Supplied data

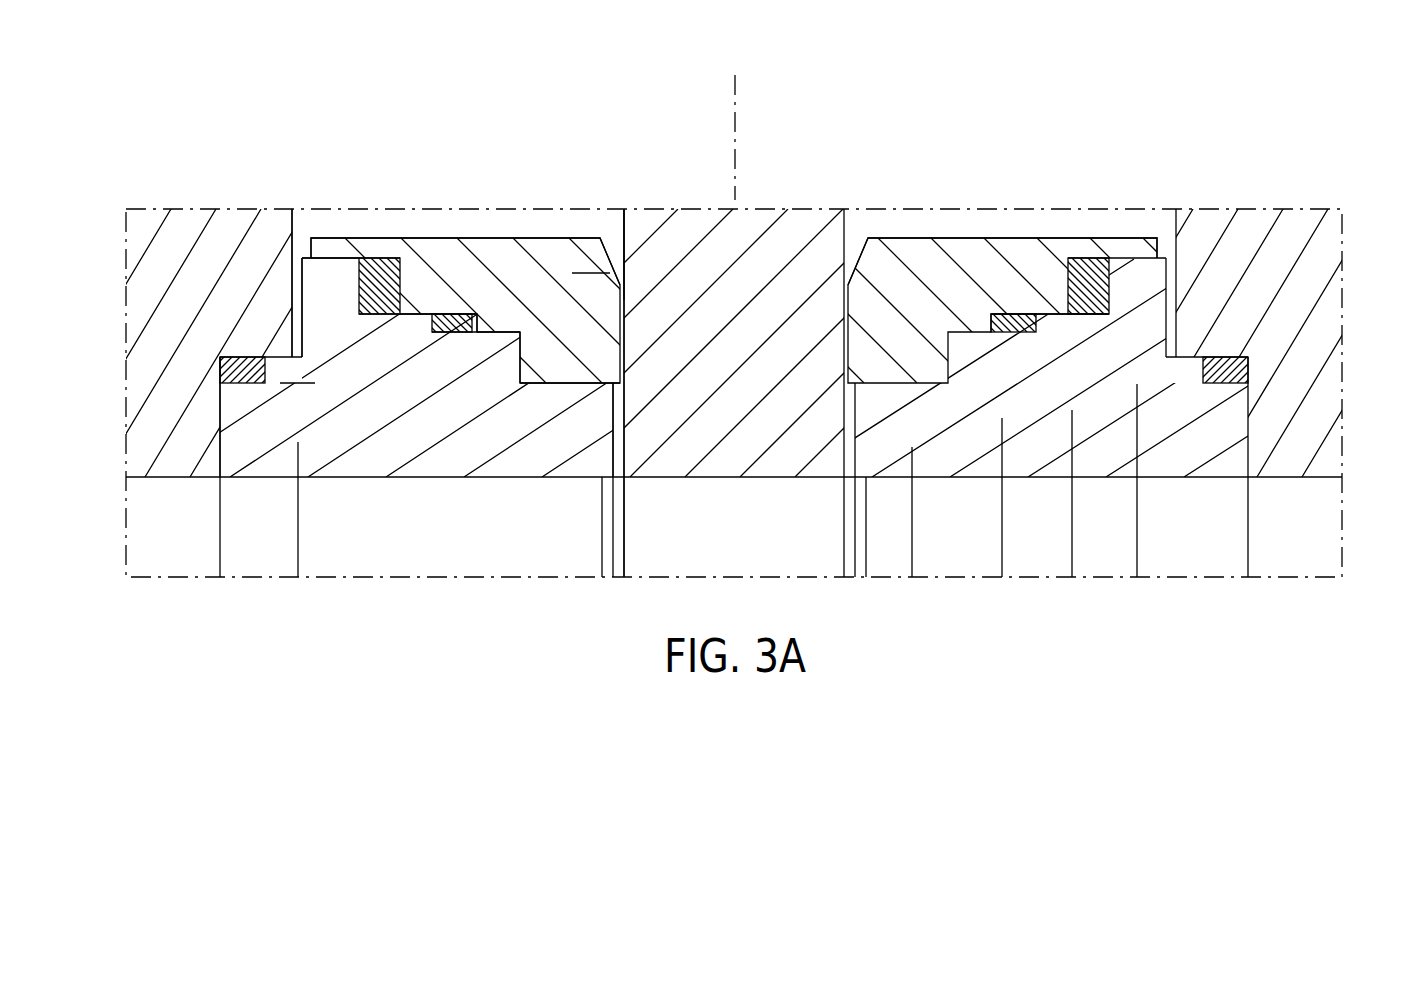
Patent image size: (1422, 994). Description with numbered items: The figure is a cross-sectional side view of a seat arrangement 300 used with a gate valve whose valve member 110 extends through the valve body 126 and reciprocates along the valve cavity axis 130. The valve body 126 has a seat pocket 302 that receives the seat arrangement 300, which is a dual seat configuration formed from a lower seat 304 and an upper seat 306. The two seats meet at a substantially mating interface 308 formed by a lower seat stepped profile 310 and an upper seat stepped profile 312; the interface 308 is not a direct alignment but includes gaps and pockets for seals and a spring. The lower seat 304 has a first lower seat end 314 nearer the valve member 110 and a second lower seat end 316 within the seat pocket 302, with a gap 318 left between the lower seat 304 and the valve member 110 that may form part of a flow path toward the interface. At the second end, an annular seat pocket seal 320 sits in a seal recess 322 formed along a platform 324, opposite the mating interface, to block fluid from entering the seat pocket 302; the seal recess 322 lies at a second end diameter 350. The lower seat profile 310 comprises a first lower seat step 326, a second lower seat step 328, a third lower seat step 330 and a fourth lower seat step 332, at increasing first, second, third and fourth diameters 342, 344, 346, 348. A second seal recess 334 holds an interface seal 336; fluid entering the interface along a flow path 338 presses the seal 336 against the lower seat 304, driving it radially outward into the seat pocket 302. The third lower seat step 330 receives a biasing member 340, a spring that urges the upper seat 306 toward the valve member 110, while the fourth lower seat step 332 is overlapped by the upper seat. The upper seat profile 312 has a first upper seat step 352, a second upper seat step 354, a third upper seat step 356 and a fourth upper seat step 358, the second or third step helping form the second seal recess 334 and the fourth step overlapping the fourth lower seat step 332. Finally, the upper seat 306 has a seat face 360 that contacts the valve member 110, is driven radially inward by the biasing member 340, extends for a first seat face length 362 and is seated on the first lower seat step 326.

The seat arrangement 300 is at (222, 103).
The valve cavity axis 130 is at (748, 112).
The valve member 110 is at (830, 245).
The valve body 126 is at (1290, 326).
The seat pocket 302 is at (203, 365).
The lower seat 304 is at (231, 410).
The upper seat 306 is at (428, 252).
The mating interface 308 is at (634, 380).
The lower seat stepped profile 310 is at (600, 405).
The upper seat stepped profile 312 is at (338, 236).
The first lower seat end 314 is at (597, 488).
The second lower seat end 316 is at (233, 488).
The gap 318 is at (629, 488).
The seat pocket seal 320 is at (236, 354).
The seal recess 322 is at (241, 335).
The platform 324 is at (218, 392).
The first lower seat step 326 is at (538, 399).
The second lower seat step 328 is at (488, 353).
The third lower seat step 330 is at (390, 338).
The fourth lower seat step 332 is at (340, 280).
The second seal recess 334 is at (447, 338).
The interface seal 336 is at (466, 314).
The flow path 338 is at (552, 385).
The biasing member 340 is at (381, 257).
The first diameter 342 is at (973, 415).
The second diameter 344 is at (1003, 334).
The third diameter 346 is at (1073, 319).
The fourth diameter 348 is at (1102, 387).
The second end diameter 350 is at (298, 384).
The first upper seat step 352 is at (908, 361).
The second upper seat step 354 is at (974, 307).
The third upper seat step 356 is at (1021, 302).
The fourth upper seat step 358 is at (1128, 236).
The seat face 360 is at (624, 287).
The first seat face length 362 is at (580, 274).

---

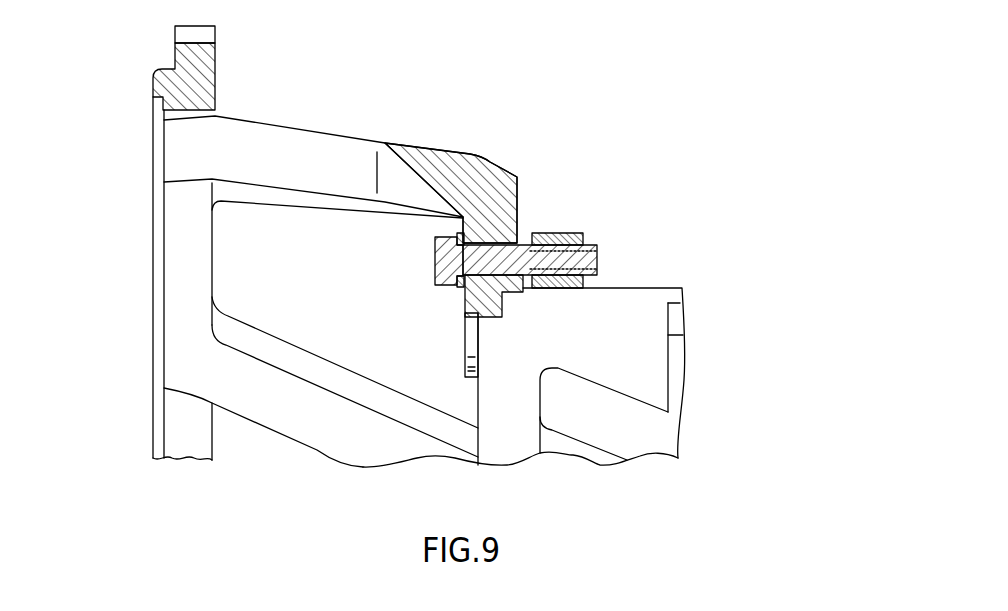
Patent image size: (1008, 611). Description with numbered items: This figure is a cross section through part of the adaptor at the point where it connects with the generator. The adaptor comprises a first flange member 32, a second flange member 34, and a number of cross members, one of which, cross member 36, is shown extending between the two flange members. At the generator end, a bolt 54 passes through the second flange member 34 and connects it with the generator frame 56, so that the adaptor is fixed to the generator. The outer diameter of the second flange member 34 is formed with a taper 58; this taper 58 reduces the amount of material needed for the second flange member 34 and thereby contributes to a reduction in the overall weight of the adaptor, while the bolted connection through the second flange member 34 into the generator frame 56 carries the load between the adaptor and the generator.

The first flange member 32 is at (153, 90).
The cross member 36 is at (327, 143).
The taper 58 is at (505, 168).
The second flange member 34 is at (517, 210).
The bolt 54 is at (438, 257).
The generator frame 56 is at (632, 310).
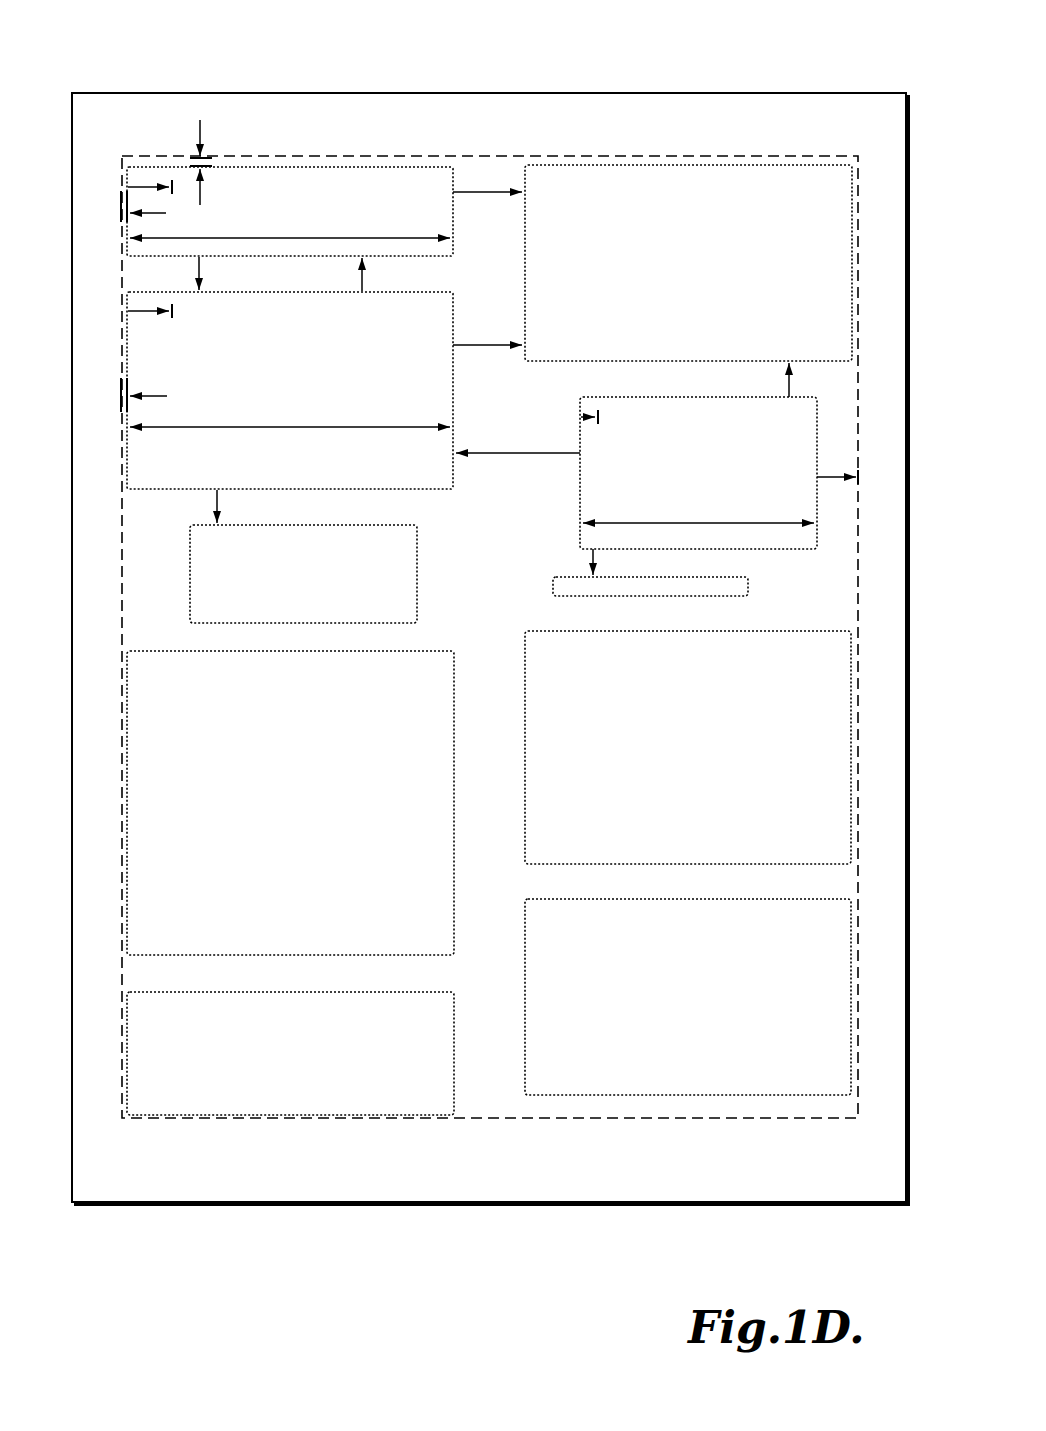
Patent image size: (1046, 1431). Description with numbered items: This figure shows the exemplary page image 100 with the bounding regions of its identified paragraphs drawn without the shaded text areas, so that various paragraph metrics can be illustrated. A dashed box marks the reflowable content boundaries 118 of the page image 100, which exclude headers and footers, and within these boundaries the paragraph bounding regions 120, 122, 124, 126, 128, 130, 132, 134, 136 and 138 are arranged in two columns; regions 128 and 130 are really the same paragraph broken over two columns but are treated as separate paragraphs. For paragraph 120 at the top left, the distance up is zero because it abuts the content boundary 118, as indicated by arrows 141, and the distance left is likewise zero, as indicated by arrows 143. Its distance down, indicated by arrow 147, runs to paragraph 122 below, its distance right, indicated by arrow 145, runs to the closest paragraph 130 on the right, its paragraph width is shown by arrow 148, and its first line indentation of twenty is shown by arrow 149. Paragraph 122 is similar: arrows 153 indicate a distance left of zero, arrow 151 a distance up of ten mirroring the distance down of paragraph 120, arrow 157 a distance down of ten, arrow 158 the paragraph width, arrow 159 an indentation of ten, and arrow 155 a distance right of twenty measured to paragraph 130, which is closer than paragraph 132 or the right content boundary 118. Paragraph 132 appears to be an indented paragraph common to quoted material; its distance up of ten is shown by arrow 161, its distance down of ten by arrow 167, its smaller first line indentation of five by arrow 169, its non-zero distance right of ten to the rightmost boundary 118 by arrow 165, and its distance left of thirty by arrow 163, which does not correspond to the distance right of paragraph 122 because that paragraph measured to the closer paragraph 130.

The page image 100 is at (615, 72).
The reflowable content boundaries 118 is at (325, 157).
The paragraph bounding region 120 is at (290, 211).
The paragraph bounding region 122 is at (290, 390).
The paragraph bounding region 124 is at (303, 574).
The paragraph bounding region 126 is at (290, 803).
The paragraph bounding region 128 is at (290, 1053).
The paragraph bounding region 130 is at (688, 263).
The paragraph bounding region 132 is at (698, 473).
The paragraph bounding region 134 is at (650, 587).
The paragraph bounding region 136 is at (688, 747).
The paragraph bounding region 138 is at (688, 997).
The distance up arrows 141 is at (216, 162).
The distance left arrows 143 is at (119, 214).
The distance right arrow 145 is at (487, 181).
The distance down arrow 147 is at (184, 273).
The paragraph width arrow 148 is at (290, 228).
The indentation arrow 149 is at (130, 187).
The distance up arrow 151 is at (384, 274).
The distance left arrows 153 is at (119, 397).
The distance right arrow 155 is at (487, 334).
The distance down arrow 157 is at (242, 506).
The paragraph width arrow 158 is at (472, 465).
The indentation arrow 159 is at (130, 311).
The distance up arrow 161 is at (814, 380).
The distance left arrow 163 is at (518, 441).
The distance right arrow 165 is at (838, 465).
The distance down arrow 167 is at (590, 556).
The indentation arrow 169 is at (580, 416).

What is expected
Rewrite the lines from the one containing "Patent image size: (1008, 611)." through the one containing "The first flange member 32 is at (153, 90).", both included, changing "adaptor" to "adapter" and leaving everything else unchanged.

Result
Patent image size: (1008, 611). Description with numbered items: This figure is a cross section through part of the adapter at the point where it connects with the generator. The adapter comprises a first flange member 32, a second flange member 34, and a number of cross members, one of which, cross member 36, is shown extending between the two flange members. At the generator end, a bolt 54 passes through the second flange member 34 and connects it with the generator frame 56, so that the adapter is fixed to the generator. The outer diameter of the second flange member 34 is formed with a taper 58; this taper 58 reduces the amount of material needed for the second flange member 34 and thereby contributes to a reduction in the overall weight of the adapter, while the bolted connection through the second flange member 34 into the generator frame 56 carries the load between the adapter and the generator.

The first flange member 32 is at (153, 90).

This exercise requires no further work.